— begin DATA FOR THIS EXERCISE —

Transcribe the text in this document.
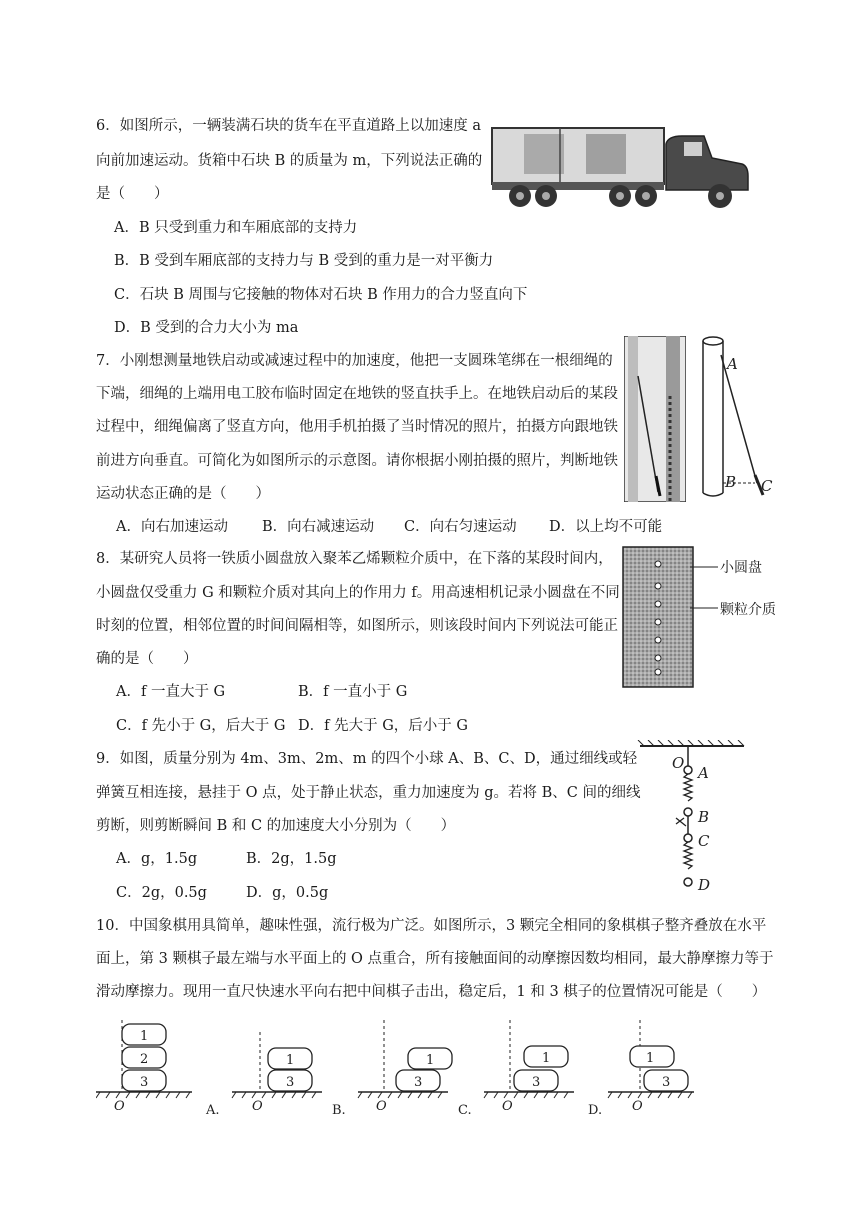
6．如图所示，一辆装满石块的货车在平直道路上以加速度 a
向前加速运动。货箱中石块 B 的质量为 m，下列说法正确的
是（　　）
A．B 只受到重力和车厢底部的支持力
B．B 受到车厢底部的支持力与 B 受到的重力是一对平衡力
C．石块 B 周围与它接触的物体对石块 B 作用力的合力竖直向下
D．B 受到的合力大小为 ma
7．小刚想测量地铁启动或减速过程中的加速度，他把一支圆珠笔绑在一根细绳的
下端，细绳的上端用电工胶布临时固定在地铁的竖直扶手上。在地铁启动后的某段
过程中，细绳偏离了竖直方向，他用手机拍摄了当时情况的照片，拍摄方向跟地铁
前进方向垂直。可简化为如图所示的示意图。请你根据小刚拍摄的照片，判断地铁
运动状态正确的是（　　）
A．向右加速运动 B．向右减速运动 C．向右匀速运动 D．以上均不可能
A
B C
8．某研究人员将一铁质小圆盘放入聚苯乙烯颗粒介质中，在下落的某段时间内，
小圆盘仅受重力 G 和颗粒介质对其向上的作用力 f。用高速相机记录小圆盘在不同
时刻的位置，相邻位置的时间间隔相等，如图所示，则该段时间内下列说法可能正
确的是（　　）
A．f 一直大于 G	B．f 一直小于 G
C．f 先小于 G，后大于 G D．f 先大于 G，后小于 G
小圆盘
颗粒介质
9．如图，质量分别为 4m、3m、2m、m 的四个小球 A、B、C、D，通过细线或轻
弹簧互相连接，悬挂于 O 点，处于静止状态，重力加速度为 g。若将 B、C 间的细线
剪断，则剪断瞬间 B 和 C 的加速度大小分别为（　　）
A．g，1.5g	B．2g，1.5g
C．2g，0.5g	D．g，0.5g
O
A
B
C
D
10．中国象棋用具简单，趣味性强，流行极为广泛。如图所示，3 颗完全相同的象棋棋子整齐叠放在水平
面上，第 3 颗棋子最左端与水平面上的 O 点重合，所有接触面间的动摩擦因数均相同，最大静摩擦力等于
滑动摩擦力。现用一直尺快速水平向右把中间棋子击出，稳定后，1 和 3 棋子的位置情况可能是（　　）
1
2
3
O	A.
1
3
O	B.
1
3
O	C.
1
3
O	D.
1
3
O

— end DATA FOR THIS EXERCISE —
— begin DATA FOR THIS EXERCISE —

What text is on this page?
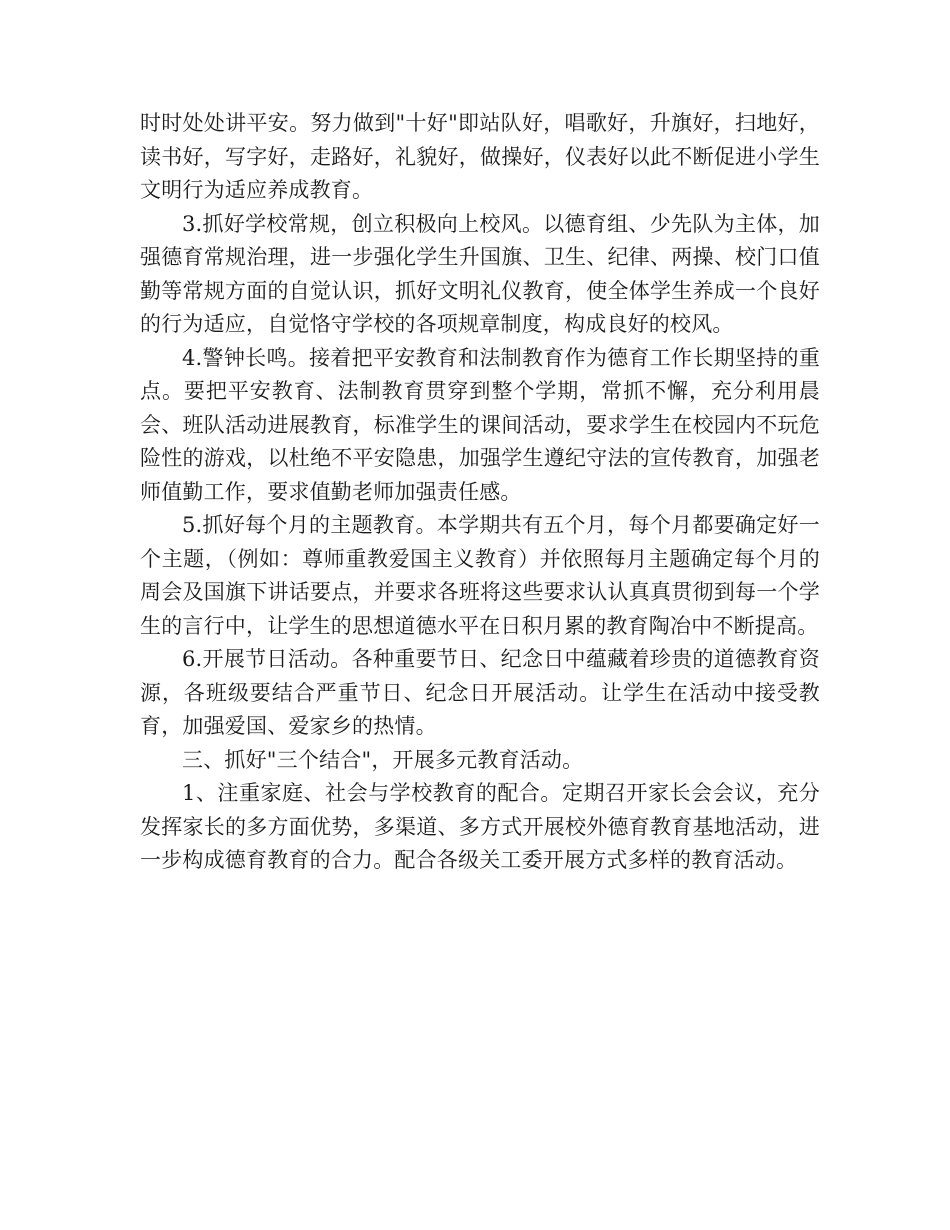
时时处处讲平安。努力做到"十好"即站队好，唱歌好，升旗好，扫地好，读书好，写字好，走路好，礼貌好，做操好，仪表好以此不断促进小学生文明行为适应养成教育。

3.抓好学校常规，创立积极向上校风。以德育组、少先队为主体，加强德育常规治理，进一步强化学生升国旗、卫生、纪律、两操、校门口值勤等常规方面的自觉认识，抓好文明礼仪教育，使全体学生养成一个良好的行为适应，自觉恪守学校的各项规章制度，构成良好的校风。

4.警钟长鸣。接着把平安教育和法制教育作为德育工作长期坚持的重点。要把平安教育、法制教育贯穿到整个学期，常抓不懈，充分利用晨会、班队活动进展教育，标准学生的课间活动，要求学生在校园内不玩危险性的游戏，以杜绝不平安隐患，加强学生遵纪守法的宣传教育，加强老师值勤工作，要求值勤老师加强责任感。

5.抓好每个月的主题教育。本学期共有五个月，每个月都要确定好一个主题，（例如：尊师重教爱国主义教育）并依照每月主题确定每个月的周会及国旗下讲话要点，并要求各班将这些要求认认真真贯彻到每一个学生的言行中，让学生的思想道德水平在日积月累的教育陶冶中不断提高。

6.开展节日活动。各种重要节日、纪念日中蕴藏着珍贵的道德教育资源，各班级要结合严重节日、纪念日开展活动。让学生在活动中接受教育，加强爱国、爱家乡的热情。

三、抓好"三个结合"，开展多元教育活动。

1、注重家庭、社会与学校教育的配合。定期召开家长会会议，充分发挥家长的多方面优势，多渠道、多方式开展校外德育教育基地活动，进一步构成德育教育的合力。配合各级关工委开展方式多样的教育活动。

— end DATA FOR THIS EXERCISE —
— begin DATA FOR THIS EXERCISE —

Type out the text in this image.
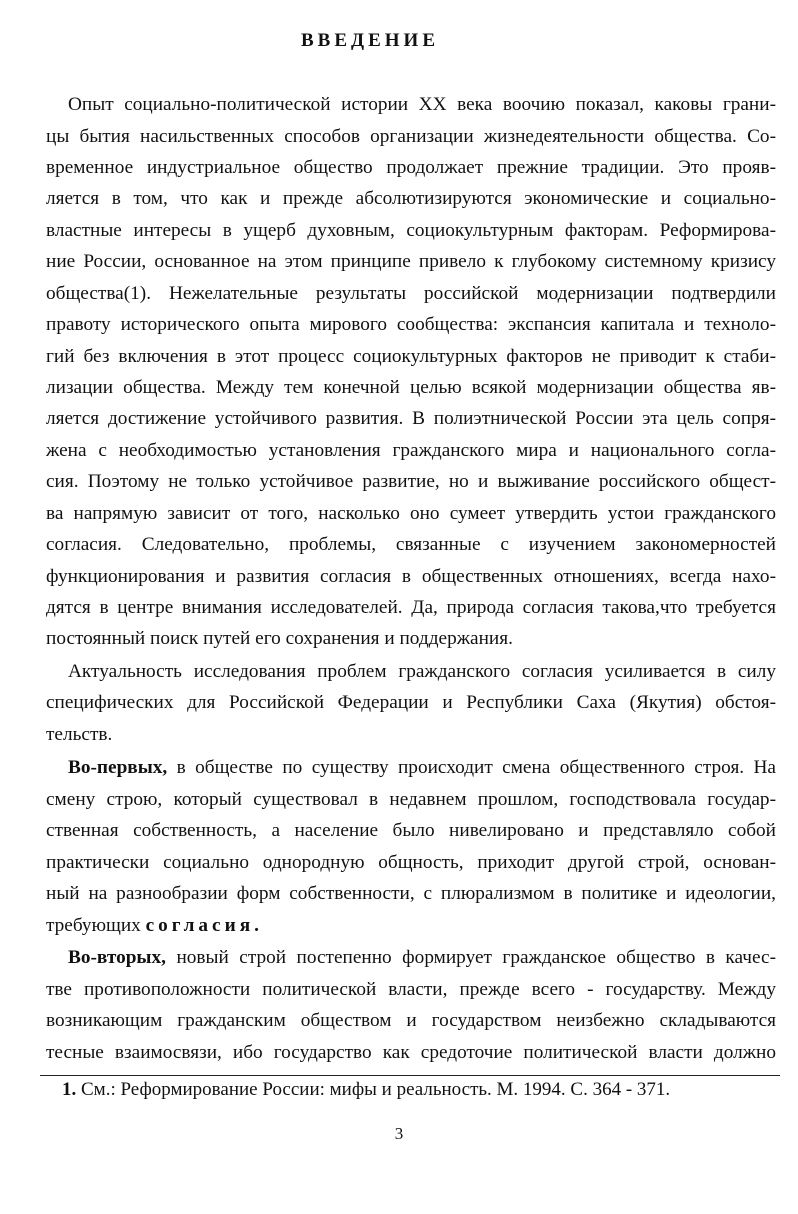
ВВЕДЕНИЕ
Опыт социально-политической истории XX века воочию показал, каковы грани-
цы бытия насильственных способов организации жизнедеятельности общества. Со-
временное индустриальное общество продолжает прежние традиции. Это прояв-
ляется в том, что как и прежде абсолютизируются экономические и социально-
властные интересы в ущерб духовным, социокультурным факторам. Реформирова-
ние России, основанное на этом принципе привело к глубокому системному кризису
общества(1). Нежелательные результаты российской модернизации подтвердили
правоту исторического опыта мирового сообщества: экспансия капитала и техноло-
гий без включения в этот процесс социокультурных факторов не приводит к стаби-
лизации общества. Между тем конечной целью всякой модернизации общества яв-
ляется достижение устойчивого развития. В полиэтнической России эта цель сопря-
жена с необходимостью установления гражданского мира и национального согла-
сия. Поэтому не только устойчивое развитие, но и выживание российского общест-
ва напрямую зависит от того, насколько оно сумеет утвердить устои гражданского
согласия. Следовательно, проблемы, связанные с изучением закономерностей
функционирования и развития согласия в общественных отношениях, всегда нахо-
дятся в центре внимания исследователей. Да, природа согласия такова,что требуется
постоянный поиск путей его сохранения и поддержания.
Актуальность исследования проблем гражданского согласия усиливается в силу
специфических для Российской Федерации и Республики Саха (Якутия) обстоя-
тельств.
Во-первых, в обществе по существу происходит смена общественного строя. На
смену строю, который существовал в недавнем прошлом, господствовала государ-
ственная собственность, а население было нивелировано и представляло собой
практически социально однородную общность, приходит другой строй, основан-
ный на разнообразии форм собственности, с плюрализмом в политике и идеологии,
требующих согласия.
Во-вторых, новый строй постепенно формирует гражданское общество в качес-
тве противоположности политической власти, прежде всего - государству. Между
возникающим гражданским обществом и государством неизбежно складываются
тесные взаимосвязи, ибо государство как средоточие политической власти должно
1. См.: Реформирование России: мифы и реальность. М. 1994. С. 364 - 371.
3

— end DATA FOR THIS EXERCISE —

From the listing above, pick out every line containing "модернизации".

▶ WRITTEN REPLY
общества(1). Нежелательные результаты российской модернизации подтвердили
лизации общества. Между тем конечной целью всякой модернизации общества яв-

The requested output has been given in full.